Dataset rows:
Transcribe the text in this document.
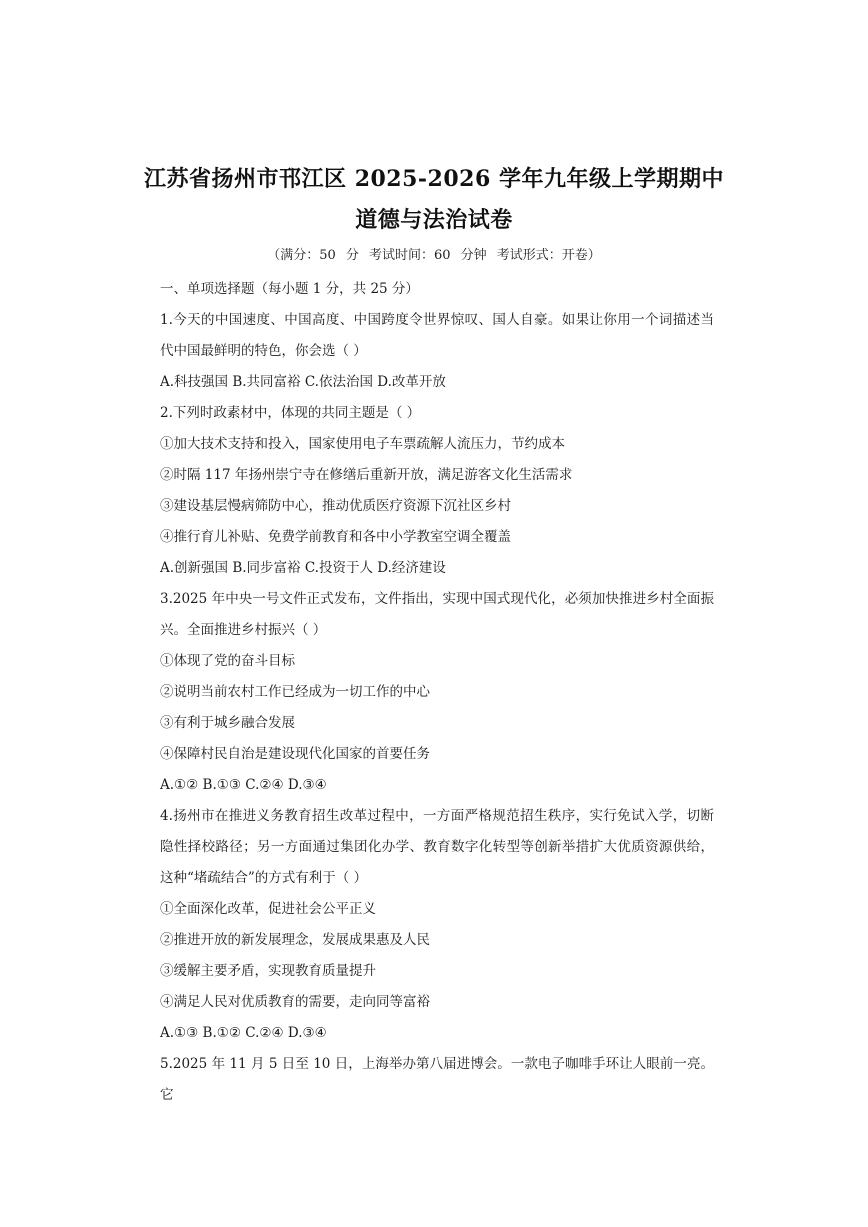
江苏省扬州市邗江区 2025-2026 学年九年级上学期期中
道德与法治试卷
（满分：50 分 考试时间：60 分钟 考试形式：开卷）
一、单项选择题（每小题 1 分，共 25 分）
1.今天的中国速度、中国高度、中国跨度令世界惊叹、国人自豪。如果让你用一个词描述当
代中国最鲜明的特色，你会选（ ）
A.科技强国 B.共同富裕 C.依法治国 D.改革开放
2.下列时政素材中，体现的共同主题是（ ）
①加大技术支持和投入，国家使用电子车票疏解人流压力，节约成本
②时隔 117 年扬州崇宁寺在修缮后重新开放，满足游客文化生活需求
③建设基层慢病筛防中心，推动优质医疗资源下沉社区乡村
④推行育儿补贴、免费学前教育和各中小学教室空调全覆盖
A.创新强国 B.同步富裕 C.投资于人 D.经济建设
3.2025 年中央一号文件正式发布，文件指出，实现中国式现代化，必须加快推进乡村全面振
兴。全面推进乡村振兴（ ）
①体现了党的奋斗目标
②说明当前农村工作已经成为一切工作的中心
③有利于城乡融合发展
④保障村民自治是建设现代化国家的首要任务
A.①② B.①③ C.②④ D.③④
4.扬州市在推进义务教育招生改革过程中，一方面严格规范招生秩序，实行免试入学，切断
隐性择校路径；另一方面通过集团化办学、教育数字化转型等创新举措扩大优质资源供给，
这种“堵疏结合”的方式有利于（ ）
①全面深化改革，促进社会公平正义
②推进开放的新发展理念，发展成果惠及人民
③缓解主要矛盾，实现教育质量提升
④满足人民对优质教育的需要，走向同等富裕
A.①③ B.①② C.②④ D.③④
5.2025 年 11 月 5 日至 10 日，上海举办第八届进博会。一款电子咖啡手环让人眼前一亮。它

> _Goal of the exercise_:
Reproduce the data verbatim. Do not carry any picture into the copy.

> _The response_:
Transcribe the text in this document.
江苏省扬州市邗江区 2025-2026 学年九年级上学期期中
道德与法治试卷
（满分：50 分 考试时间：60 分钟 考试形式：开卷）
一、单项选择题（每小题 1 分，共 25 分）
1.今天的中国速度、中国高度、中国跨度令世界惊叹、国人自豪。如果让你用一个词描述当
代中国最鲜明的特色，你会选（ ）
A.科技强国 B.共同富裕 C.依法治国 D.改革开放
2.下列时政素材中，体现的共同主题是（ ）
①加大技术支持和投入，国家使用电子车票疏解人流压力，节约成本
②时隔 117 年扬州崇宁寺在修缮后重新开放，满足游客文化生活需求
③建设基层慢病筛防中心，推动优质医疗资源下沉社区乡村
④推行育儿补贴、免费学前教育和各中小学教室空调全覆盖
A.创新强国 B.同步富裕 C.投资于人 D.经济建设
3.2025 年中央一号文件正式发布，文件指出，实现中国式现代化，必须加快推进乡村全面振
兴。全面推进乡村振兴（ ）
①体现了党的奋斗目标
②说明当前农村工作已经成为一切工作的中心
③有利于城乡融合发展
④保障村民自治是建设现代化国家的首要任务
A.①② B.①③ C.②④ D.③④
4.扬州市在推进义务教育招生改革过程中，一方面严格规范招生秩序，实行免试入学，切断
隐性择校路径；另一方面通过集团化办学、教育数字化转型等创新举措扩大优质资源供给，
这种“堵疏结合”的方式有利于（ ）
①全面深化改革，促进社会公平正义
②推进开放的新发展理念，发展成果惠及人民
③缓解主要矛盾，实现教育质量提升
④满足人民对优质教育的需要，走向同等富裕
A.①③ B.①② C.②④ D.③④
5.2025 年 11 月 5 日至 10 日，上海举办第八届进博会。一款电子咖啡手环让人眼前一亮。它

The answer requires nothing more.